### EXERCISE
Among the records below, find each line that includes the string "Gear" and copy it.
··········
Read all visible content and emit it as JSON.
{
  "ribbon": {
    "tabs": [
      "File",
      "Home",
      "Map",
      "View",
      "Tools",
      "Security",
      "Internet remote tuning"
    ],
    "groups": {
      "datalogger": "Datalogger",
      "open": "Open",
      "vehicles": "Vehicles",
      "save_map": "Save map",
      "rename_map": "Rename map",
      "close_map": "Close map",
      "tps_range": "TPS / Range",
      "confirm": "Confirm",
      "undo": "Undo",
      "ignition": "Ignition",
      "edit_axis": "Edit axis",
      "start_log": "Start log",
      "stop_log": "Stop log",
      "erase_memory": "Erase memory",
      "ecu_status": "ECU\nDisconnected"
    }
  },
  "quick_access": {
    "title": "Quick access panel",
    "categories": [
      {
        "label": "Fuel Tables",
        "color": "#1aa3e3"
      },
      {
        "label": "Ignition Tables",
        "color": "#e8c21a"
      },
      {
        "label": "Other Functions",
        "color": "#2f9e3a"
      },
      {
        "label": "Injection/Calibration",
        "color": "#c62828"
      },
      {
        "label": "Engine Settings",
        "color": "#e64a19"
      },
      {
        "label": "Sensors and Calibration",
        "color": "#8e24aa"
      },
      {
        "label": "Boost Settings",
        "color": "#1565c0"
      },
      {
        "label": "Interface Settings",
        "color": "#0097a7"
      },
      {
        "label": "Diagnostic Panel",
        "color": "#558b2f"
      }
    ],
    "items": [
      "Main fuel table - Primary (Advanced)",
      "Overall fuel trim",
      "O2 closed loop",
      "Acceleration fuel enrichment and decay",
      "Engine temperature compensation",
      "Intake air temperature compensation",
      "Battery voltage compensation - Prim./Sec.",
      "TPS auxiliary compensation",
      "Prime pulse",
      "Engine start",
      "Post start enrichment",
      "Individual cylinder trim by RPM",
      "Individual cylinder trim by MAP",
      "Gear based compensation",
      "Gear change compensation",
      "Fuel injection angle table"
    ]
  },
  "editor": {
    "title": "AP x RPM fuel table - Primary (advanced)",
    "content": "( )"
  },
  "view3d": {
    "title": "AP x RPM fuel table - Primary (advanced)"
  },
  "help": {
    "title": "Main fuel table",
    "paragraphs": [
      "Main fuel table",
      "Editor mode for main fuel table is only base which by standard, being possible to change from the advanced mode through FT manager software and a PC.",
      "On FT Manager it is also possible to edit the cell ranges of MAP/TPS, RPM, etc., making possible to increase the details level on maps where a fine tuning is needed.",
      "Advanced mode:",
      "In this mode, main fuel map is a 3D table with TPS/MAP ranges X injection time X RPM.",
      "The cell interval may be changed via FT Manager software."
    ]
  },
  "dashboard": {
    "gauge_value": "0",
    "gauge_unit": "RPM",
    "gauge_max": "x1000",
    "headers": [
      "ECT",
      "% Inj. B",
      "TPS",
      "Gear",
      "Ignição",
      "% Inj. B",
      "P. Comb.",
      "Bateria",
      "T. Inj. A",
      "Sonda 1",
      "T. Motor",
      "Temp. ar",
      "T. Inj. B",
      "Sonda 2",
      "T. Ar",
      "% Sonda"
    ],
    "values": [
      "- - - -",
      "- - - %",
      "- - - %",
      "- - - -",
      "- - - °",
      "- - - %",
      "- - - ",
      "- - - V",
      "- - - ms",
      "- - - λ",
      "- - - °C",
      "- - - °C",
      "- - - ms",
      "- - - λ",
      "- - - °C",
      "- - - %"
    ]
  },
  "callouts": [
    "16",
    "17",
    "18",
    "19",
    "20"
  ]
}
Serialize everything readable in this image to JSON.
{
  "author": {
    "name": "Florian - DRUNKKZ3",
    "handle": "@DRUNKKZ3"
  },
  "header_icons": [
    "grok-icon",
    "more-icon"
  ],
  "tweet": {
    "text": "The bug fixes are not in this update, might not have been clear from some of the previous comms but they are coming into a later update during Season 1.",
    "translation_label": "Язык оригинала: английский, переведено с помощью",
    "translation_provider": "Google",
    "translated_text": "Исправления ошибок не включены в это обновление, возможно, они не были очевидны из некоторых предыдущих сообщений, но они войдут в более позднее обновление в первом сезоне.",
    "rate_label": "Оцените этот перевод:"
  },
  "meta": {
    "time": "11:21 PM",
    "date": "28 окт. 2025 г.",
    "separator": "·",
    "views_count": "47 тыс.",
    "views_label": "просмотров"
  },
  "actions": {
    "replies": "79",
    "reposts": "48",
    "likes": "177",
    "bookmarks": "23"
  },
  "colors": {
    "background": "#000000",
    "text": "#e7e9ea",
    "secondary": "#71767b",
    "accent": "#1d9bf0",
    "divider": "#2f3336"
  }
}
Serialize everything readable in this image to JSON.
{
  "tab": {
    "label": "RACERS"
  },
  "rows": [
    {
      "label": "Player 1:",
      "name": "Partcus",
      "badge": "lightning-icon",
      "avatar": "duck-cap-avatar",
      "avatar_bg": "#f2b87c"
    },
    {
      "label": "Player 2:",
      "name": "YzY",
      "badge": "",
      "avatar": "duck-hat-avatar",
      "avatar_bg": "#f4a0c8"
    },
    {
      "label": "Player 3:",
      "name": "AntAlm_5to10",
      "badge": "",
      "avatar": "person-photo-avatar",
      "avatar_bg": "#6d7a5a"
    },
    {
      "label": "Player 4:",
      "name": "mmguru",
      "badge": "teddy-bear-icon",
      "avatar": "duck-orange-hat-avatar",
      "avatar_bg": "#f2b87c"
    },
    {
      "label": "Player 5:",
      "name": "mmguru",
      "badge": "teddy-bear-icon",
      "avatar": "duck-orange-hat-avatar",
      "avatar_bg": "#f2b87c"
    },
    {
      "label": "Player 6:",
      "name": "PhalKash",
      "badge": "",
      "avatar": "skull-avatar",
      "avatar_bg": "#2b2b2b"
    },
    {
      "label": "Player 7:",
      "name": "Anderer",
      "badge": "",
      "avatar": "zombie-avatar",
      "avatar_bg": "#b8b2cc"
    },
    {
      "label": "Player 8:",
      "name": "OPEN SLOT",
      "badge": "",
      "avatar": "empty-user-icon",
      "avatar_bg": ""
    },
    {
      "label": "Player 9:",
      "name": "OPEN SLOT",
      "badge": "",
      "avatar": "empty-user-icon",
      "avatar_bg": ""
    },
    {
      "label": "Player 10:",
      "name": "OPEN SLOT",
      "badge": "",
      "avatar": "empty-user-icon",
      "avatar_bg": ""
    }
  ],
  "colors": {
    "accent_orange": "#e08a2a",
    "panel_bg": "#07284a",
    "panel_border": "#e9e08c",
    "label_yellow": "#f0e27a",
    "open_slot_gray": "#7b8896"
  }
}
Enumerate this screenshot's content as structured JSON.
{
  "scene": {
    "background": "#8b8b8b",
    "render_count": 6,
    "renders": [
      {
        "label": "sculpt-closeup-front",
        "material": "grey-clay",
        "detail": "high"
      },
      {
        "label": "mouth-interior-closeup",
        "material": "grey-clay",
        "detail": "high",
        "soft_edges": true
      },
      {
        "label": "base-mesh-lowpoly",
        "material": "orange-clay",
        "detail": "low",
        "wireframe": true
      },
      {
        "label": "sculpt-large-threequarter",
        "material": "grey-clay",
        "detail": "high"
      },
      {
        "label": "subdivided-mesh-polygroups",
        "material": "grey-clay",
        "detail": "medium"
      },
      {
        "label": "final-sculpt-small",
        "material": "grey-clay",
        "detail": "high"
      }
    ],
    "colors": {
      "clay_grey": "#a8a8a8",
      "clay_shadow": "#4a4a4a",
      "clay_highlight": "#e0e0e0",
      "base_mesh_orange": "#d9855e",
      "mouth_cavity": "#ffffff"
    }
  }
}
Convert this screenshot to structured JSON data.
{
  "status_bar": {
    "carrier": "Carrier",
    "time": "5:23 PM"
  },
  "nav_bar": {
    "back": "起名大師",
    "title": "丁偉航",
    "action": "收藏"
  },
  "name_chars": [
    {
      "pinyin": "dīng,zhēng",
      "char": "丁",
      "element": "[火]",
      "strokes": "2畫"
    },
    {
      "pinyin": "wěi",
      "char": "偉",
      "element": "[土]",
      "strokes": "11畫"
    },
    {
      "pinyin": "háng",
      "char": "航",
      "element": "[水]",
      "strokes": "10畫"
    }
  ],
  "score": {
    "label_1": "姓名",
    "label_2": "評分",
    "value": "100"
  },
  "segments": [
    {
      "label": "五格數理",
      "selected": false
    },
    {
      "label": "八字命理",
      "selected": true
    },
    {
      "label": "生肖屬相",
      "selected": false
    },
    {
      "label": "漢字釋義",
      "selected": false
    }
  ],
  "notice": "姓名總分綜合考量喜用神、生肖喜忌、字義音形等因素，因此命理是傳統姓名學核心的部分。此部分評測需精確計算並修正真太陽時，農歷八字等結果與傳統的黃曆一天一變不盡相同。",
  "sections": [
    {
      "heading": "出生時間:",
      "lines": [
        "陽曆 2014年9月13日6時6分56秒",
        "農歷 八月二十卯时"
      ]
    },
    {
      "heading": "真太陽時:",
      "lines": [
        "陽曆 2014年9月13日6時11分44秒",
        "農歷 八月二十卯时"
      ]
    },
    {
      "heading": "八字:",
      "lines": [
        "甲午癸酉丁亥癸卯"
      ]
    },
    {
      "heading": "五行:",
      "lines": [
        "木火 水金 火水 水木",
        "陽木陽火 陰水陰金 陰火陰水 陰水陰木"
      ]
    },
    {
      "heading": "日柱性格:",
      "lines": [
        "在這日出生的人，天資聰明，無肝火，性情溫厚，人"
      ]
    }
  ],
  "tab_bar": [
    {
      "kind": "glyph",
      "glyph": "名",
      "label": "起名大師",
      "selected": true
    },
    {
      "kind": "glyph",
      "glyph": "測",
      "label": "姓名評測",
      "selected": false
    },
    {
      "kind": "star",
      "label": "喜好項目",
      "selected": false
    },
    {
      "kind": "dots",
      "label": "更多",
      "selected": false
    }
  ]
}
··········
### ANSWER TO THE TASK
      "Gear based compensation",
      "Gear change compensation",
      "Gear",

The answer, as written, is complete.